SET PROBLEM:
Output all lines exactly.

(Data entries)
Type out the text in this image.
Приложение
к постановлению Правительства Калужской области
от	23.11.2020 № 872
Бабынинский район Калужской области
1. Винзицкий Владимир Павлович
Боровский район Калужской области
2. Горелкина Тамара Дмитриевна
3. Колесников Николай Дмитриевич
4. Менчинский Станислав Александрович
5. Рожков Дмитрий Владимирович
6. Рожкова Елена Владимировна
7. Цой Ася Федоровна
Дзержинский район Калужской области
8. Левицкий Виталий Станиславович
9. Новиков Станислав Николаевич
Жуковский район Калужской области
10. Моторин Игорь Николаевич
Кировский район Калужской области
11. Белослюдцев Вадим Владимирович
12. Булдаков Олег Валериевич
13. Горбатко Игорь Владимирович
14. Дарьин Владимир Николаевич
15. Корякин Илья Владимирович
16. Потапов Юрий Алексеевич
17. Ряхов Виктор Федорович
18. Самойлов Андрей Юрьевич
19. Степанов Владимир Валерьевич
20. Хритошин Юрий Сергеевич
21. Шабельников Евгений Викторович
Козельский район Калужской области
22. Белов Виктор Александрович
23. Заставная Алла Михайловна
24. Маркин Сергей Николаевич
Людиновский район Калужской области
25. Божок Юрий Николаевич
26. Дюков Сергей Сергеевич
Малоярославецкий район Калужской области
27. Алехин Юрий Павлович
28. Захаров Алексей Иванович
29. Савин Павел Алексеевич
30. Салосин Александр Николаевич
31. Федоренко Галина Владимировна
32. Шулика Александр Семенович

TASK ANSWER:
Type out the text in this image.
Приложение
к постановлению Правительства Калужской области
от	23.11.2020 № 872
Бабынинский район Калужской области
1. Винзицкий Владимир Павлович
Боровский район Калужской области
2. Горелкина Тамара Дмитриевна
3. Колесников Николай Дмитриевич
4. Менчинский Станислав Александрович
5. Рожков Дмитрий Владимирович
6. Рожкова Елена Владимировна
7. Цой Ася Федоровна
Дзержинский район Калужской области
8. Левицкий Виталий Станиславович
9. Новиков Станислав Николаевич
Жуковский район Калужской области
10. Моторин Игорь Николаевич
Кировский район Калужской области
11. Белослюдцев Вадим Владимирович
12. Булдаков Олег Валериевич
13. Горбатко Игорь Владимирович
14. Дарьин Владимир Николаевич
15. Корякин Илья Владимирович
16. Потапов Юрий Алексеевич
17. Ряхов Виктор Федорович
18. Самойлов Андрей Юрьевич
19. Степанов Владимир Валерьевич
20. Хритошин Юрий Сергеевич
21. Шабельников Евгений Викторович
Козельский район Калужской области
22. Белов Виктор Александрович
23. Заставная Алла Михайловна
24. Маркин Сергей Николаевич
Людиновский район Калужской области
25. Божок Юрий Николаевич
26. Дюков Сергей Сергеевич
Малоярославецкий район Калужской области
27. Алехин Юрий Павлович
28. Захаров Алексей Иванович
29. Савин Павел Алексеевич
30. Салосин Александр Николаевич
31. Федоренко Галина Владимировна
32. Шулика Александр Семенович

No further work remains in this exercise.